* [Record extracts]:
—————

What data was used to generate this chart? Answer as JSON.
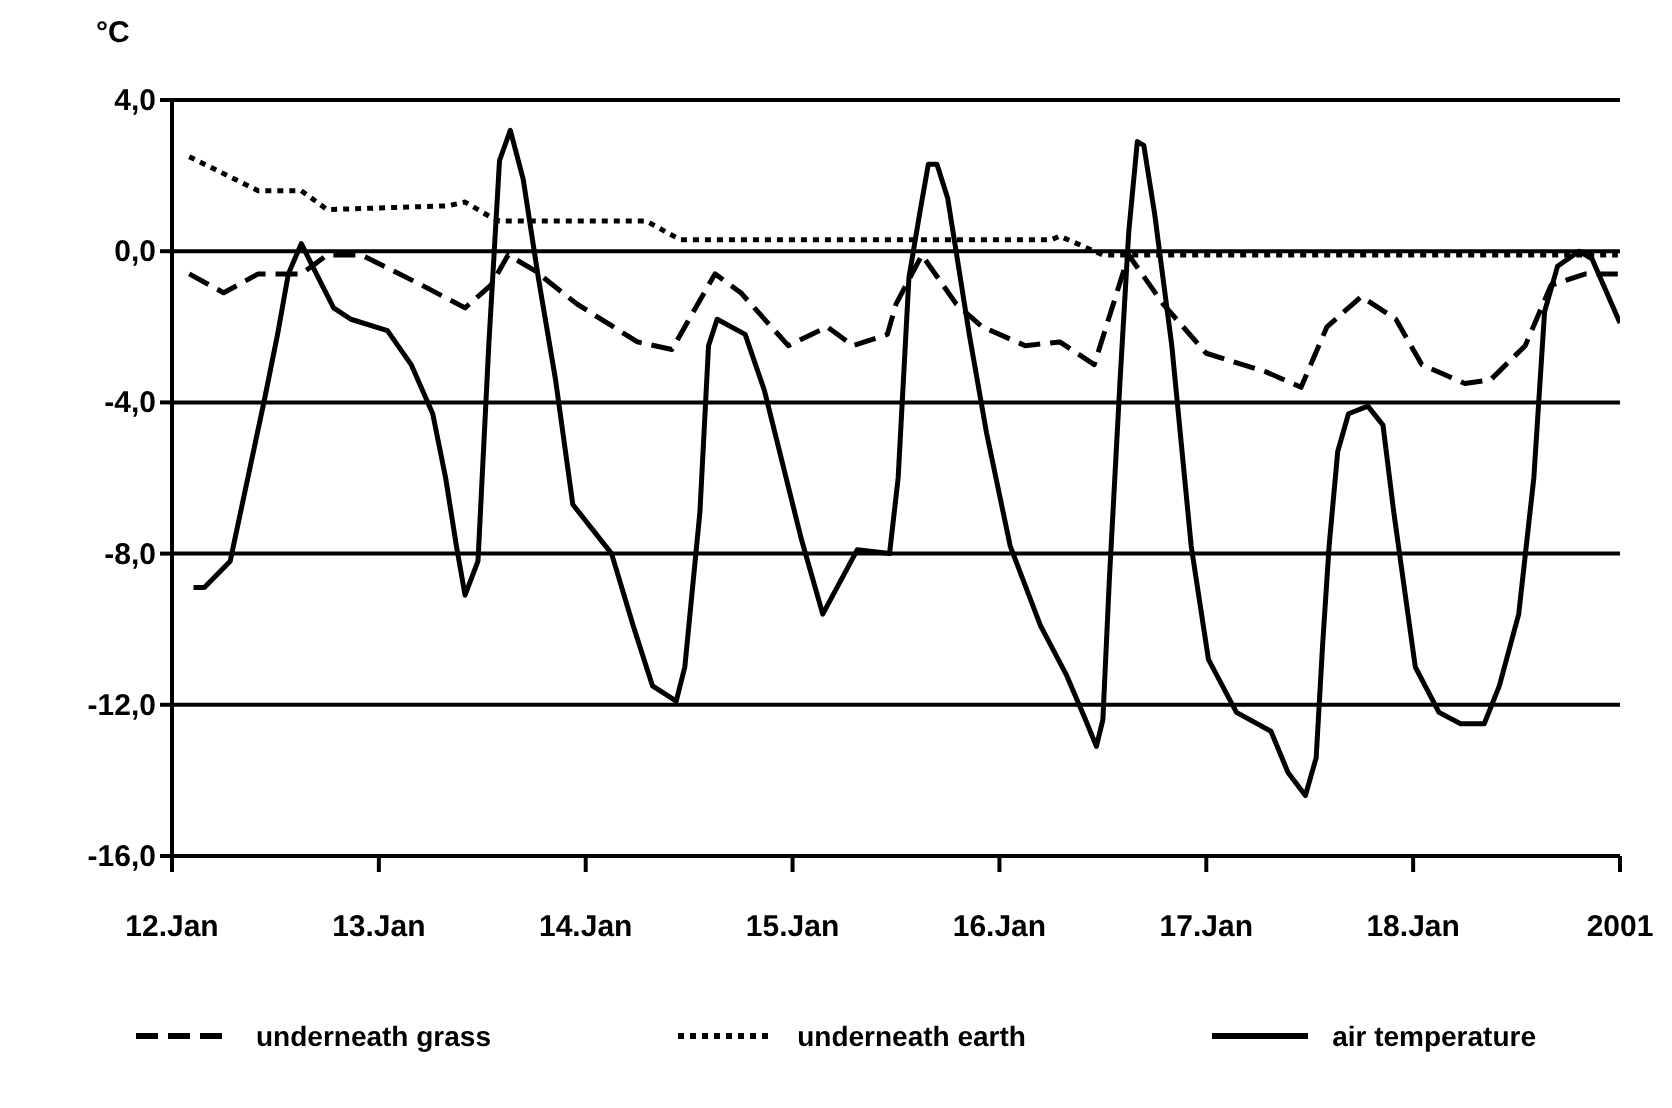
{
  "chart_data": {
    "type": "line",
    "ylabel": "°C",
    "xlim": [
      "2001-01-12",
      "2001-01-19"
    ],
    "ylim": [
      -16,
      4
    ],
    "xticks": [
      {
        "value": "2001-01-12",
        "label": "12.Jan"
      },
      {
        "value": "2001-01-13",
        "label": "13.Jan"
      },
      {
        "value": "2001-01-14",
        "label": "14.Jan"
      },
      {
        "value": "2001-01-15",
        "label": "15.Jan"
      },
      {
        "value": "2001-01-16",
        "label": "16.Jan"
      },
      {
        "value": "2001-01-17",
        "label": "17.Jan"
      },
      {
        "value": "2001-01-18",
        "label": "18.Jan"
      },
      {
        "value": "2001-01-19",
        "label": "2001"
      }
    ],
    "yticks": [
      {
        "value": -16,
        "label": "-16,0"
      },
      {
        "value": -12,
        "label": "-12,0"
      },
      {
        "value": -8,
        "label": "-8,0"
      },
      {
        "value": -4,
        "label": "-4,0"
      },
      {
        "value": 0,
        "label": "0,0"
      },
      {
        "value": 4,
        "label": "4,0"
      }
    ],
    "grid": "y",
    "legend": "bottom",
    "marker": "none",
    "series": [
      {
        "name": "underneath grass",
        "color": "#000000",
        "line_style": "dashed",
        "x": [
          "2001-01-12T02:00",
          "2001-01-12T06:00",
          "2001-01-12T10:00",
          "2001-01-12T15:00",
          "2001-01-12T18:00",
          "2001-01-12T22:00",
          "2001-01-13T05:00",
          "2001-01-13T10:00",
          "2001-01-13T13:00",
          "2001-01-13T15:00",
          "2001-01-13T18:00",
          "2001-01-13T23:00",
          "2001-01-14T06:00",
          "2001-01-14T10:00",
          "2001-01-14T15:00",
          "2001-01-14T18:00",
          "2001-01-14T23:30",
          "2001-01-15T04:00",
          "2001-01-15T07:00",
          "2001-01-15T11:00",
          "2001-01-15T12:00",
          "2001-01-15T15:00",
          "2001-01-15T19:00",
          "2001-01-15T22:00",
          "2001-01-16T03:00",
          "2001-01-16T07:00",
          "2001-01-16T11:00",
          "2001-01-16T15:00",
          "2001-01-16T19:00",
          "2001-01-17T00:00",
          "2001-01-17T07:00",
          "2001-01-17T11:00",
          "2001-01-17T14:00",
          "2001-01-17T18:00",
          "2001-01-17T22:00",
          "2001-01-18T01:00",
          "2001-01-18T06:00",
          "2001-01-18T09:00",
          "2001-01-18T13:00",
          "2001-01-18T16:00",
          "2001-01-18T20:00",
          "2001-01-18T23:45"
        ],
        "values": [
          -0.6,
          -1.1,
          -0.6,
          -0.6,
          -0.1,
          -0.1,
          -0.9,
          -1.5,
          -0.9,
          -0.1,
          -0.5,
          -1.4,
          -2.4,
          -2.6,
          -0.6,
          -1.1,
          -2.5,
          -2.0,
          -2.5,
          -2.2,
          -1.4,
          -0.1,
          -1.4,
          -2.0,
          -2.5,
          -2.4,
          -3.0,
          -0.1,
          -1.4,
          -2.7,
          -3.2,
          -3.6,
          -2.0,
          -1.2,
          -1.8,
          -3.0,
          -3.5,
          -3.4,
          -2.5,
          -0.9,
          -0.6,
          -0.6
        ]
      },
      {
        "name": "underneath earth",
        "color": "#000000",
        "line_style": "dotted",
        "x": [
          "2001-01-12T02:00",
          "2001-01-12T10:00",
          "2001-01-12T15:00",
          "2001-01-12T18:00",
          "2001-01-13T08:00",
          "2001-01-13T10:00",
          "2001-01-13T13:00",
          "2001-01-13T14:00",
          "2001-01-14T07:00",
          "2001-01-14T11:00",
          "2001-01-15T13:00",
          "2001-01-16T06:00",
          "2001-01-16T07:00",
          "2001-01-16T12:00",
          "2001-01-18T23:45"
        ],
        "values": [
          2.5,
          1.6,
          1.6,
          1.1,
          1.2,
          1.3,
          0.9,
          0.8,
          0.8,
          0.3,
          0.3,
          0.3,
          0.4,
          -0.1,
          -0.1
        ]
      },
      {
        "name": "air temperature",
        "color": "#000000",
        "line_style": "solid",
        "x": [
          "2001-01-12T02:30",
          "2001-01-12T03:45",
          "2001-01-12T06:45",
          "2001-01-12T10:45",
          "2001-01-12T12:15",
          "2001-01-12T13:30",
          "2001-01-12T15:00",
          "2001-01-12T16:45",
          "2001-01-12T18:45",
          "2001-01-12T20:45",
          "2001-01-13T01:00",
          "2001-01-13T03:45",
          "2001-01-13T06:15",
          "2001-01-13T07:45",
          "2001-01-13T09:00",
          "2001-01-13T10:00",
          "2001-01-13T11:30",
          "2001-01-13T12:45",
          "2001-01-13T14:00",
          "2001-01-13T15:15",
          "2001-01-13T16:45",
          "2001-01-13T18:30",
          "2001-01-13T20:30",
          "2001-01-13T22:30",
          "2001-01-14T03:00",
          "2001-01-14T05:30",
          "2001-01-14T07:45",
          "2001-01-14T10:30",
          "2001-01-14T11:30",
          "2001-01-14T13:15",
          "2001-01-14T14:15",
          "2001-01-14T15:15",
          "2001-01-14T18:30",
          "2001-01-14T20:45",
          "2001-01-15T01:00",
          "2001-01-15T03:30",
          "2001-01-15T07:30",
          "2001-01-15T11:15",
          "2001-01-15T12:15",
          "2001-01-15T13:30",
          "2001-01-15T14:45",
          "2001-01-15T15:45",
          "2001-01-15T16:45",
          "2001-01-15T18:00",
          "2001-01-15T20:30",
          "2001-01-15T22:30",
          "2001-01-16T01:15",
          "2001-01-16T04:45",
          "2001-01-16T07:45",
          "2001-01-16T10:00",
          "2001-01-16T11:15",
          "2001-01-16T12:00",
          "2001-01-16T12:45",
          "2001-01-16T14:00",
          "2001-01-16T15:00",
          "2001-01-16T16:00",
          "2001-01-16T16:45",
          "2001-01-16T18:00",
          "2001-01-16T20:00",
          "2001-01-16T22:15",
          "2001-01-17T00:15",
          "2001-01-17T03:30",
          "2001-01-17T07:30",
          "2001-01-17T09:30",
          "2001-01-17T11:30",
          "2001-01-17T12:45",
          "2001-01-17T13:30",
          "2001-01-17T14:15",
          "2001-01-17T15:15",
          "2001-01-17T16:30",
          "2001-01-17T18:45",
          "2001-01-17T20:30",
          "2001-01-17T21:45",
          "2001-01-18T00:15",
          "2001-01-18T03:00",
          "2001-01-18T05:30",
          "2001-01-18T08:15",
          "2001-01-18T10:00",
          "2001-01-18T12:15",
          "2001-01-18T14:00",
          "2001-01-18T15:15",
          "2001-01-18T16:45",
          "2001-01-18T19:15",
          "2001-01-18T20:45",
          "2001-01-19T00:00"
        ],
        "values": [
          -8.9,
          -8.9,
          -8.2,
          -3.9,
          -2.2,
          -0.6,
          0.2,
          -0.6,
          -1.5,
          -1.8,
          -2.1,
          -3.0,
          -4.3,
          -6.0,
          -7.8,
          -9.1,
          -8.2,
          -2.5,
          2.4,
          3.2,
          1.9,
          -0.7,
          -3.4,
          -6.7,
          -8.0,
          -9.9,
          -11.5,
          -11.9,
          -11.0,
          -6.9,
          -2.5,
          -1.8,
          -2.2,
          -3.7,
          -7.6,
          -9.6,
          -7.9,
          -8.0,
          -6.0,
          -0.7,
          1.0,
          2.3,
          2.3,
          1.4,
          -2.2,
          -4.8,
          -7.8,
          -9.9,
          -11.2,
          -12.4,
          -13.1,
          -12.4,
          -8.7,
          -3.4,
          0.5,
          2.9,
          2.8,
          1.0,
          -2.5,
          -7.8,
          -10.8,
          -12.2,
          -12.7,
          -13.8,
          -14.4,
          -13.4,
          -10.4,
          -7.8,
          -5.3,
          -4.3,
          -4.1,
          -4.6,
          -6.9,
          -11.0,
          -12.2,
          -12.5,
          -12.5,
          -11.5,
          -9.6,
          -6.0,
          -1.6,
          -0.4,
          0.0,
          -0.2,
          -1.9
        ]
      }
    ]
  }
}
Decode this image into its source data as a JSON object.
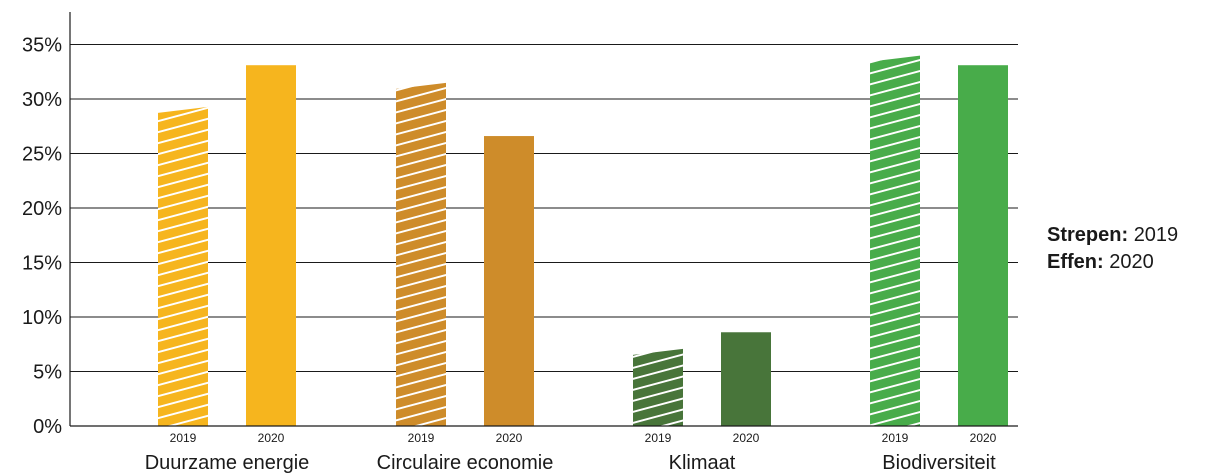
{
  "chart_data": {
    "type": "bar",
    "categories": [
      "Duurzame energie",
      "Circulaire economie",
      "Klimaat",
      "Biodiversiteit"
    ],
    "series": [
      {
        "name": "2019",
        "values": [
          29,
          31.2,
          6.8,
          33.7
        ]
      },
      {
        "name": "2020",
        "values": [
          33.1,
          26.6,
          8.6,
          33.1
        ]
      }
    ],
    "series_tick_labels": [
      "2019",
      "2020"
    ],
    "category_colors": [
      "#F6B51E",
      "#CE8C2A",
      "#48753A",
      "#48AC4A"
    ],
    "y_ticks": [
      "0%",
      "5%",
      "10%",
      "15%",
      "20%",
      "25%",
      "30%",
      "35%"
    ],
    "ylim": [
      0,
      35
    ],
    "grid": true,
    "title": "",
    "xlabel": "",
    "ylabel": ""
  },
  "legend": {
    "striped_label": "Strepen:",
    "striped_value": "2019",
    "solid_label": "Effen:",
    "solid_value": "2020"
  }
}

—————

* [Exercise instructions]:
Your task is to output exactly the lines from the line containing "Decode this image" through the last line, inclusive, leaving every picture out.

* [Full solution]:
Decode this image into its source data as a JSON object.
{
  "chart_data": {
    "type": "bar",
    "categories": [
      "Duurzame energie",
      "Circulaire economie",
      "Klimaat",
      "Biodiversiteit"
    ],
    "series": [
      {
        "name": "2019",
        "values": [
          29,
          31.2,
          6.8,
          33.7
        ]
      },
      {
        "name": "2020",
        "values": [
          33.1,
          26.6,
          8.6,
          33.1
        ]
      }
    ],
    "series_tick_labels": [
      "2019",
      "2020"
    ],
    "category_colors": [
      "#F6B51E",
      "#CE8C2A",
      "#48753A",
      "#48AC4A"
    ],
    "y_ticks": [
      "0%",
      "5%",
      "10%",
      "15%",
      "20%",
      "25%",
      "30%",
      "35%"
    ],
    "ylim": [
      0,
      35
    ],
    "grid": true,
    "title": "",
    "xlabel": "",
    "ylabel": ""
  },
  "legend": {
    "striped_label": "Strepen:",
    "striped_value": "2019",
    "solid_label": "Effen:",
    "solid_value": "2020"
  }
}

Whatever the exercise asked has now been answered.